[begin SUPPLIED DATA]
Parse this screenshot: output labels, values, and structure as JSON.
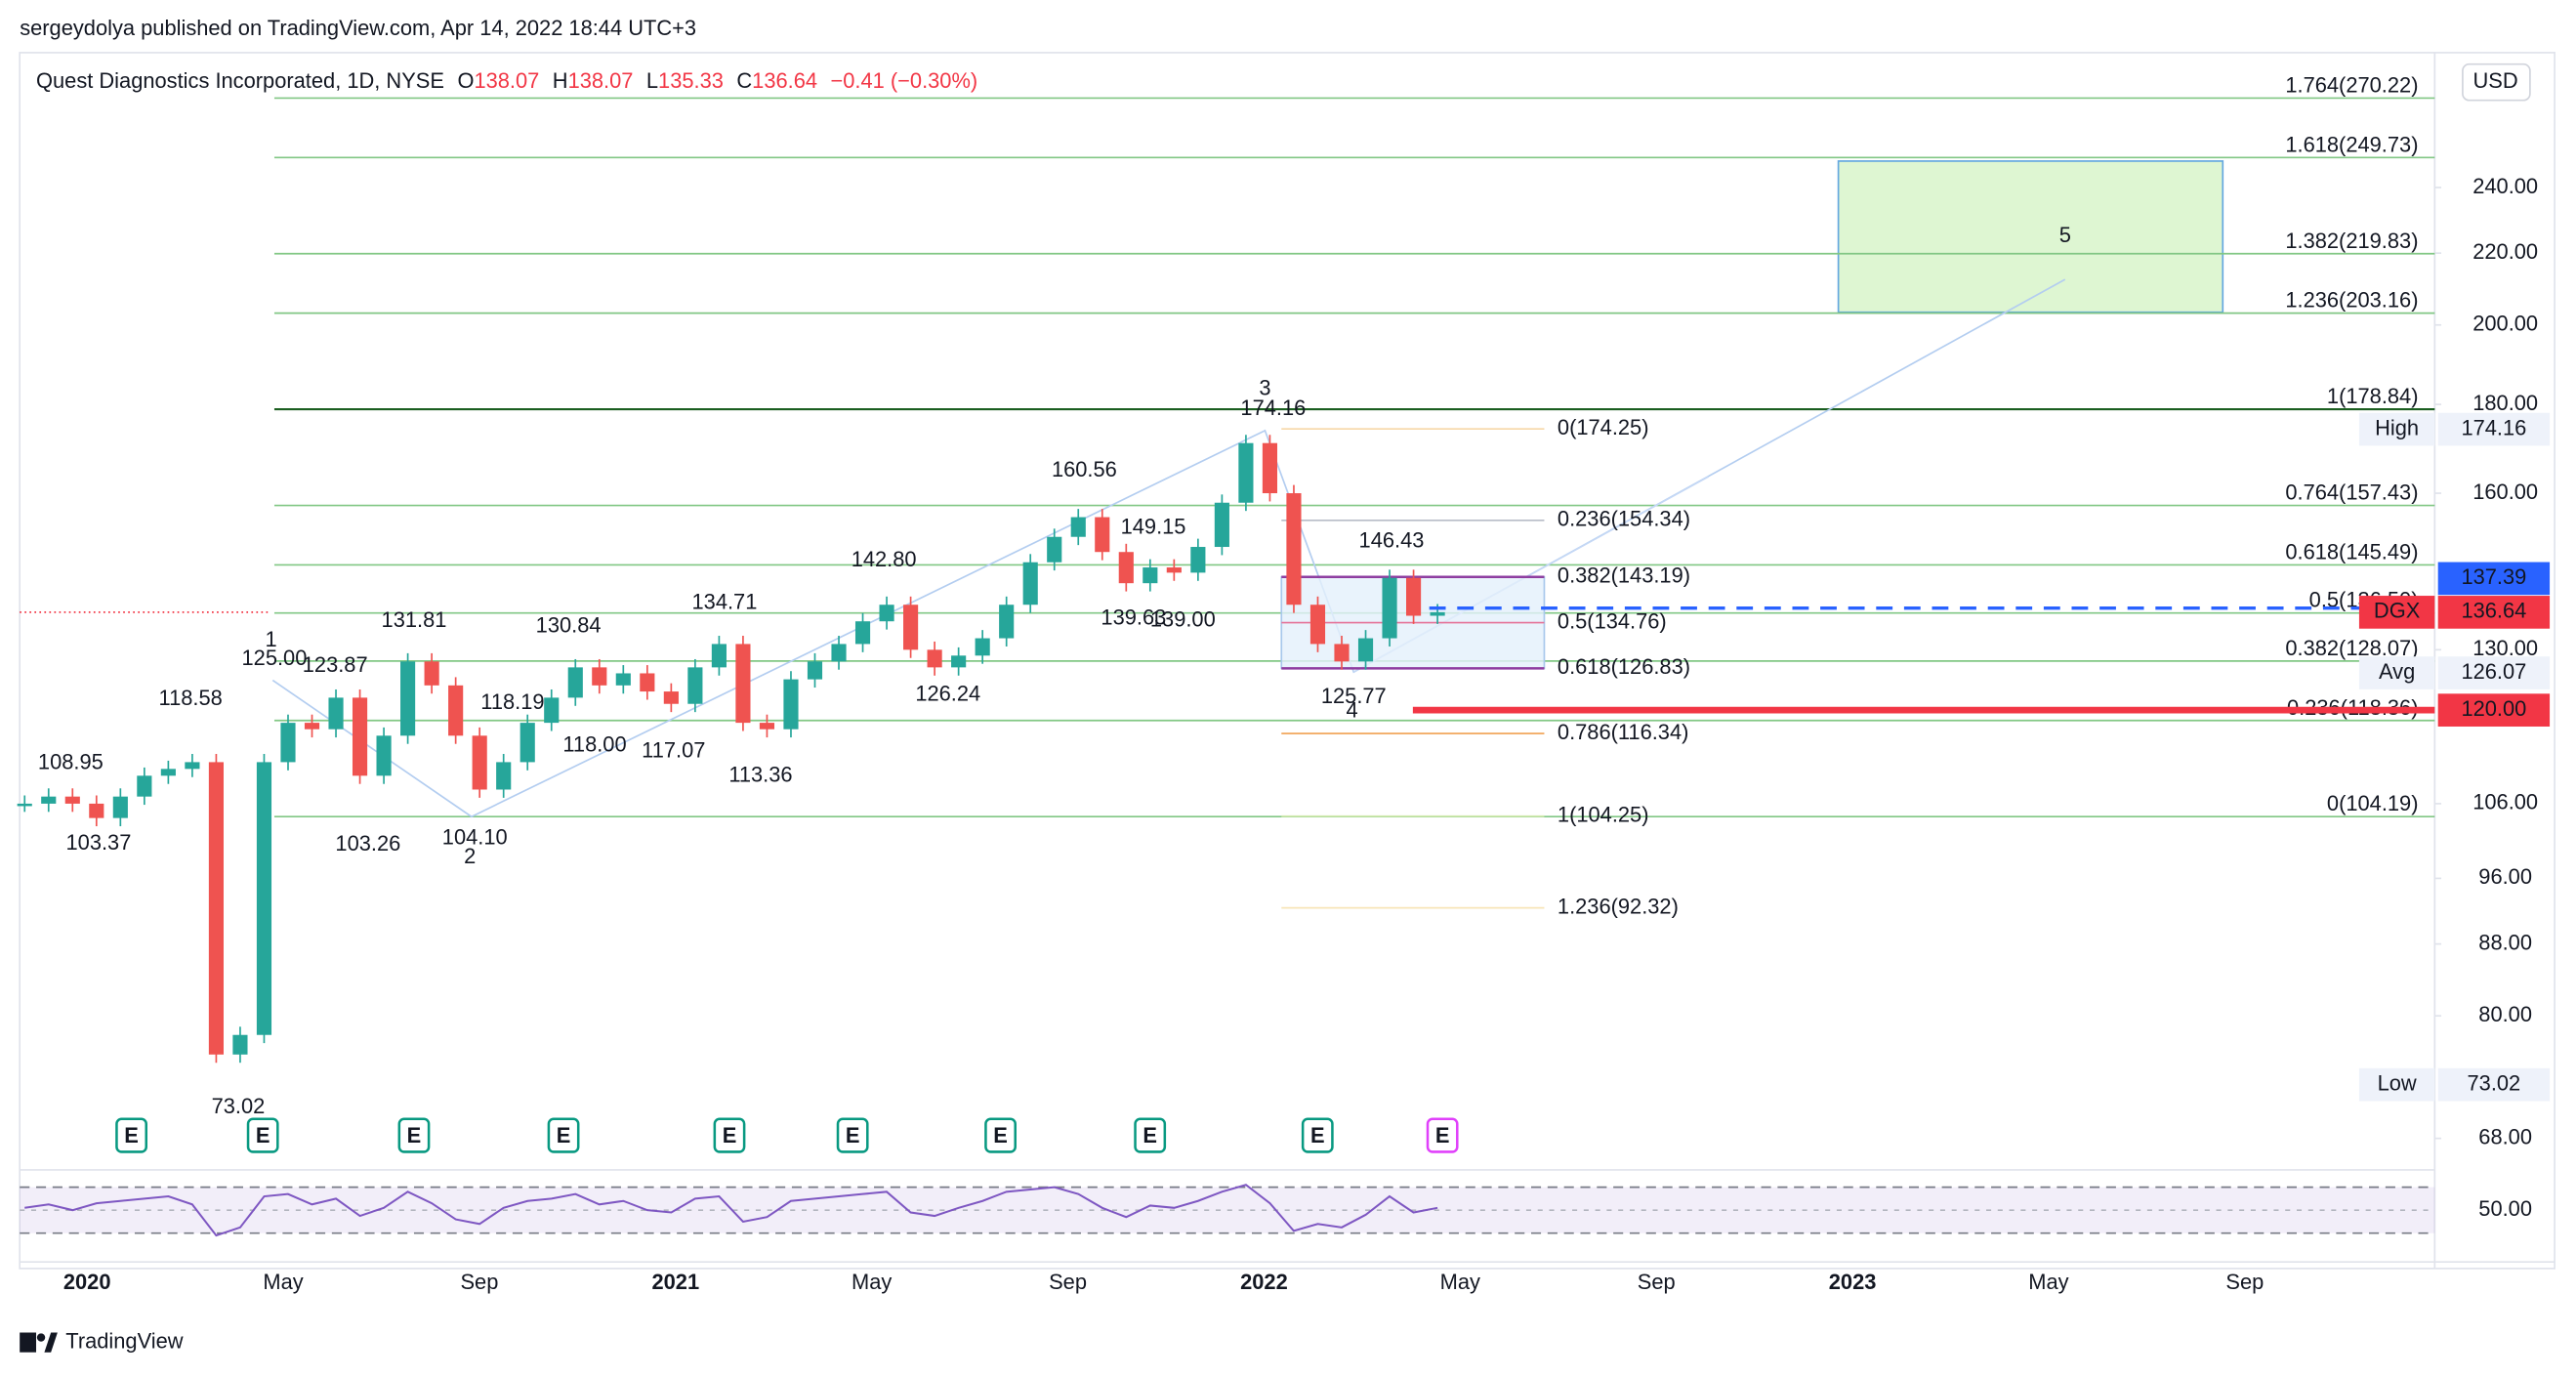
{
  "header": {
    "publisher": "sergeydolya published on TradingView.com, Apr 14, 2022 18:44 UTC+3"
  },
  "footer": {
    "brand": "TradingView"
  },
  "chart_data": {
    "type": "candle",
    "title": "Quest Diagnostics Incorporated, 1D, NYSE",
    "ohlc": [
      {
        "key": "O",
        "value": 138.07
      },
      {
        "key": "H",
        "value": 138.07
      },
      {
        "key": "L",
        "value": 135.33
      },
      {
        "key": "C",
        "value": 136.64
      }
    ],
    "change": "−0.41 (−0.30%)",
    "currency": "USD",
    "up_color": "#26a69a",
    "down_color": "#ef5350",
    "series": [
      {
        "name": "DGX",
        "color": "#f23645",
        "values": [
          106,
          107,
          106,
          104,
          107,
          110,
          111,
          112,
          76,
          78,
          112,
          118,
          117,
          122,
          110,
          116,
          128,
          124,
          116,
          108,
          112,
          118,
          122,
          127,
          124,
          126,
          123,
          121,
          127,
          131,
          118,
          117,
          125,
          128,
          131,
          135,
          138,
          130,
          127,
          129,
          132,
          138,
          146,
          151,
          155,
          148,
          142,
          145,
          144,
          149,
          158,
          171,
          160,
          138,
          131,
          128,
          132,
          143,
          136,
          136.64
        ]
      }
    ],
    "log_scale": true,
    "grid": false,
    "ylim": [
      65.5,
      287
    ],
    "yticks": [
      {
        "value": 68,
        "label": "68.00"
      },
      {
        "value": 80,
        "label": "80.00"
      },
      {
        "value": 88,
        "label": "88.00"
      },
      {
        "value": 96,
        "label": "96.00"
      },
      {
        "value": 106,
        "label": "106.00"
      },
      {
        "value": 130,
        "label": "130.00"
      },
      {
        "value": 160,
        "label": "160.00"
      },
      {
        "value": 180,
        "label": "180.00"
      },
      {
        "value": 200,
        "label": "200.00"
      },
      {
        "value": 220,
        "label": "220.00"
      },
      {
        "value": 240,
        "label": "240.00"
      }
    ],
    "xticks": [
      "2020",
      "May",
      "Sep",
      "2021",
      "May",
      "Sep",
      "2022",
      "May",
      "Sep",
      "2023",
      "May",
      "Sep"
    ],
    "fib_extension": [
      {
        "label": "1.764(270.22)",
        "value": 270.22,
        "color": "#81c784"
      },
      {
        "label": "1.618(249.73)",
        "value": 249.73,
        "color": "#81c784"
      },
      {
        "label": "1.382(219.83)",
        "value": 219.83,
        "color": "#81c784"
      },
      {
        "label": "1.236(203.16)",
        "value": 203.16,
        "color": "#81c784"
      },
      {
        "label": "1(178.84)",
        "value": 178.84,
        "color": "#1b5e20"
      },
      {
        "label": "0.764(157.43)",
        "value": 157.43,
        "color": "#81c784"
      },
      {
        "label": "0.618(145.49)",
        "value": 145.49,
        "color": "#81c784"
      },
      {
        "label": "0.5(136.50)",
        "value": 136.5,
        "color": "#81c784"
      },
      {
        "label": "0.382(128.07)",
        "value": 128.07,
        "color": "#81c784"
      },
      {
        "label": "0.236(118.36)",
        "value": 118.36,
        "color": "#81c784"
      },
      {
        "label": "0(104.19)",
        "value": 104.19,
        "color": "#81c784"
      }
    ],
    "fib_retracement": [
      {
        "label": "0(174.25)",
        "value": 174.25,
        "color": "#f6d8a8"
      },
      {
        "label": "0.236(154.34)",
        "value": 154.34,
        "color": "#b8bcc8"
      },
      {
        "label": "0.382(143.19)",
        "value": 143.19,
        "color": "#8e3ea0"
      },
      {
        "label": "0.5(134.76)",
        "value": 134.76,
        "color": "#e57399"
      },
      {
        "label": "0.618(126.83)",
        "value": 126.83,
        "color": "#8e3ea0"
      },
      {
        "label": "0.786(116.34)",
        "value": 116.34,
        "color": "#f0a050"
      },
      {
        "label": "1(104.25)",
        "value": 104.25,
        "color": "#d4eab0"
      },
      {
        "label": "1.236(92.32)",
        "value": 92.32,
        "color": "#f7e5b8"
      }
    ],
    "price_labels": [
      {
        "value": 108.95,
        "label": "108.95"
      },
      {
        "value": 103.37,
        "label": "103.37"
      },
      {
        "value": 118.58,
        "label": "118.58"
      },
      {
        "value": 73.02,
        "label": "73.02"
      },
      {
        "value": 125,
        "label": "125.00"
      },
      {
        "value": 123.87,
        "label": "123.87"
      },
      {
        "value": 131.81,
        "label": "131.81"
      },
      {
        "value": 103.26,
        "label": "103.26"
      },
      {
        "value": 104.1,
        "label": "104.10"
      },
      {
        "value": 118.19,
        "label": "118.19"
      },
      {
        "value": 130.84,
        "label": "130.84"
      },
      {
        "value": 118,
        "label": "118.00"
      },
      {
        "value": 134.71,
        "label": "134.71"
      },
      {
        "value": 117.07,
        "label": "117.07"
      },
      {
        "value": 113.36,
        "label": "113.36"
      },
      {
        "value": 142.8,
        "label": "142.80"
      },
      {
        "value": 126.24,
        "label": "126.24"
      },
      {
        "value": 160.56,
        "label": "160.56"
      },
      {
        "value": 149.15,
        "label": "149.15"
      },
      {
        "value": 139.63,
        "label": "139.63"
      },
      {
        "value": 139,
        "label": "139.00"
      },
      {
        "value": 174.16,
        "label": "174.16"
      },
      {
        "value": 146.43,
        "label": "146.43"
      },
      {
        "value": 125.77,
        "label": "125.77"
      }
    ],
    "waves": [
      "1",
      "2",
      "3",
      "4",
      "5"
    ],
    "stats": [
      {
        "label": "High",
        "value": 174.16
      },
      {
        "label": "Avg",
        "value": 126.07
      },
      {
        "label": "Low",
        "value": 73.02
      }
    ],
    "ray_line": {
      "value": 137.39,
      "label": "137.39"
    },
    "alert_line": {
      "value": 120,
      "label": "120.00"
    },
    "earnings": [
      "E",
      "E",
      "E",
      "E",
      "E",
      "E",
      "E",
      "E",
      "E",
      "E"
    ],
    "rsi": {
      "color": "#7e57c2",
      "ylim": [
        5,
        85
      ],
      "bands": [
        30,
        70
      ],
      "yticks": [
        {
          "value": 50,
          "label": "50.00"
        }
      ],
      "values": [
        52,
        55,
        50,
        56,
        58,
        60,
        62,
        55,
        28,
        35,
        62,
        64,
        55,
        60,
        45,
        52,
        66,
        56,
        42,
        38,
        52,
        58,
        60,
        64,
        55,
        58,
        50,
        48,
        60,
        62,
        40,
        44,
        58,
        60,
        62,
        64,
        66,
        48,
        45,
        52,
        58,
        66,
        68,
        70,
        64,
        52,
        44,
        54,
        52,
        58,
        66,
        72,
        56,
        32,
        38,
        35,
        46,
        62,
        48,
        52
      ]
    }
  }
}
[end SUPPLIED DATA]
■ GIVEN EXERCISE:
Reproduce the material word for word, minus the images.

■ REPLY:
Parse this screenshot: output labels, values, and structure as JSON.
{
  "header": {
    "publisher": "sergeydolya published on TradingView.com, Apr 14, 2022 18:44 UTC+3"
  },
  "footer": {
    "brand": "TradingView"
  },
  "chart_data": {
    "type": "candle",
    "title": "Quest Diagnostics Incorporated, 1D, NYSE",
    "ohlc": [
      {
        "key": "O",
        "value": 138.07
      },
      {
        "key": "H",
        "value": 138.07
      },
      {
        "key": "L",
        "value": 135.33
      },
      {
        "key": "C",
        "value": 136.64
      }
    ],
    "change": "−0.41 (−0.30%)",
    "currency": "USD",
    "up_color": "#26a69a",
    "down_color": "#ef5350",
    "series": [
      {
        "name": "DGX",
        "color": "#f23645",
        "values": [
          106,
          107,
          106,
          104,
          107,
          110,
          111,
          112,
          76,
          78,
          112,
          118,
          117,
          122,
          110,
          116,
          128,
          124,
          116,
          108,
          112,
          118,
          122,
          127,
          124,
          126,
          123,
          121,
          127,
          131,
          118,
          117,
          125,
          128,
          131,
          135,
          138,
          130,
          127,
          129,
          132,
          138,
          146,
          151,
          155,
          148,
          142,
          145,
          144,
          149,
          158,
          171,
          160,
          138,
          131,
          128,
          132,
          143,
          136,
          136.64
        ]
      }
    ],
    "log_scale": true,
    "grid": false,
    "ylim": [
      65.5,
      287
    ],
    "yticks": [
      {
        "value": 68,
        "label": "68.00"
      },
      {
        "value": 80,
        "label": "80.00"
      },
      {
        "value": 88,
        "label": "88.00"
      },
      {
        "value": 96,
        "label": "96.00"
      },
      {
        "value": 106,
        "label": "106.00"
      },
      {
        "value": 130,
        "label": "130.00"
      },
      {
        "value": 160,
        "label": "160.00"
      },
      {
        "value": 180,
        "label": "180.00"
      },
      {
        "value": 200,
        "label": "200.00"
      },
      {
        "value": 220,
        "label": "220.00"
      },
      {
        "value": 240,
        "label": "240.00"
      }
    ],
    "xticks": [
      "2020",
      "May",
      "Sep",
      "2021",
      "May",
      "Sep",
      "2022",
      "May",
      "Sep",
      "2023",
      "May",
      "Sep"
    ],
    "fib_extension": [
      {
        "label": "1.764(270.22)",
        "value": 270.22,
        "color": "#81c784"
      },
      {
        "label": "1.618(249.73)",
        "value": 249.73,
        "color": "#81c784"
      },
      {
        "label": "1.382(219.83)",
        "value": 219.83,
        "color": "#81c784"
      },
      {
        "label": "1.236(203.16)",
        "value": 203.16,
        "color": "#81c784"
      },
      {
        "label": "1(178.84)",
        "value": 178.84,
        "color": "#1b5e20"
      },
      {
        "label": "0.764(157.43)",
        "value": 157.43,
        "color": "#81c784"
      },
      {
        "label": "0.618(145.49)",
        "value": 145.49,
        "color": "#81c784"
      },
      {
        "label": "0.5(136.50)",
        "value": 136.5,
        "color": "#81c784"
      },
      {
        "label": "0.382(128.07)",
        "value": 128.07,
        "color": "#81c784"
      },
      {
        "label": "0.236(118.36)",
        "value": 118.36,
        "color": "#81c784"
      },
      {
        "label": "0(104.19)",
        "value": 104.19,
        "color": "#81c784"
      }
    ],
    "fib_retracement": [
      {
        "label": "0(174.25)",
        "value": 174.25,
        "color": "#f6d8a8"
      },
      {
        "label": "0.236(154.34)",
        "value": 154.34,
        "color": "#b8bcc8"
      },
      {
        "label": "0.382(143.19)",
        "value": 143.19,
        "color": "#8e3ea0"
      },
      {
        "label": "0.5(134.76)",
        "value": 134.76,
        "color": "#e57399"
      },
      {
        "label": "0.618(126.83)",
        "value": 126.83,
        "color": "#8e3ea0"
      },
      {
        "label": "0.786(116.34)",
        "value": 116.34,
        "color": "#f0a050"
      },
      {
        "label": "1(104.25)",
        "value": 104.25,
        "color": "#d4eab0"
      },
      {
        "label": "1.236(92.32)",
        "value": 92.32,
        "color": "#f7e5b8"
      }
    ],
    "price_labels": [
      {
        "value": 108.95,
        "label": "108.95"
      },
      {
        "value": 103.37,
        "label": "103.37"
      },
      {
        "value": 118.58,
        "label": "118.58"
      },
      {
        "value": 73.02,
        "label": "73.02"
      },
      {
        "value": 125,
        "label": "125.00"
      },
      {
        "value": 123.87,
        "label": "123.87"
      },
      {
        "value": 131.81,
        "label": "131.81"
      },
      {
        "value": 103.26,
        "label": "103.26"
      },
      {
        "value": 104.1,
        "label": "104.10"
      },
      {
        "value": 118.19,
        "label": "118.19"
      },
      {
        "value": 130.84,
        "label": "130.84"
      },
      {
        "value": 118,
        "label": "118.00"
      },
      {
        "value": 134.71,
        "label": "134.71"
      },
      {
        "value": 117.07,
        "label": "117.07"
      },
      {
        "value": 113.36,
        "label": "113.36"
      },
      {
        "value": 142.8,
        "label": "142.80"
      },
      {
        "value": 126.24,
        "label": "126.24"
      },
      {
        "value": 160.56,
        "label": "160.56"
      },
      {
        "value": 149.15,
        "label": "149.15"
      },
      {
        "value": 139.63,
        "label": "139.63"
      },
      {
        "value": 139,
        "label": "139.00"
      },
      {
        "value": 174.16,
        "label": "174.16"
      },
      {
        "value": 146.43,
        "label": "146.43"
      },
      {
        "value": 125.77,
        "label": "125.77"
      }
    ],
    "waves": [
      "1",
      "2",
      "3",
      "4",
      "5"
    ],
    "stats": [
      {
        "label": "High",
        "value": 174.16
      },
      {
        "label": "Avg",
        "value": 126.07
      },
      {
        "label": "Low",
        "value": 73.02
      }
    ],
    "ray_line": {
      "value": 137.39,
      "label": "137.39"
    },
    "alert_line": {
      "value": 120,
      "label": "120.00"
    },
    "earnings": [
      "E",
      "E",
      "E",
      "E",
      "E",
      "E",
      "E",
      "E",
      "E",
      "E"
    ],
    "rsi": {
      "color": "#7e57c2",
      "ylim": [
        5,
        85
      ],
      "bands": [
        30,
        70
      ],
      "yticks": [
        {
          "value": 50,
          "label": "50.00"
        }
      ],
      "values": [
        52,
        55,
        50,
        56,
        58,
        60,
        62,
        55,
        28,
        35,
        62,
        64,
        55,
        60,
        45,
        52,
        66,
        56,
        42,
        38,
        52,
        58,
        60,
        64,
        55,
        58,
        50,
        48,
        60,
        62,
        40,
        44,
        58,
        60,
        62,
        64,
        66,
        48,
        45,
        52,
        58,
        66,
        68,
        70,
        64,
        52,
        44,
        54,
        52,
        58,
        66,
        72,
        56,
        32,
        38,
        35,
        46,
        62,
        48,
        52
      ]
    }
  }
}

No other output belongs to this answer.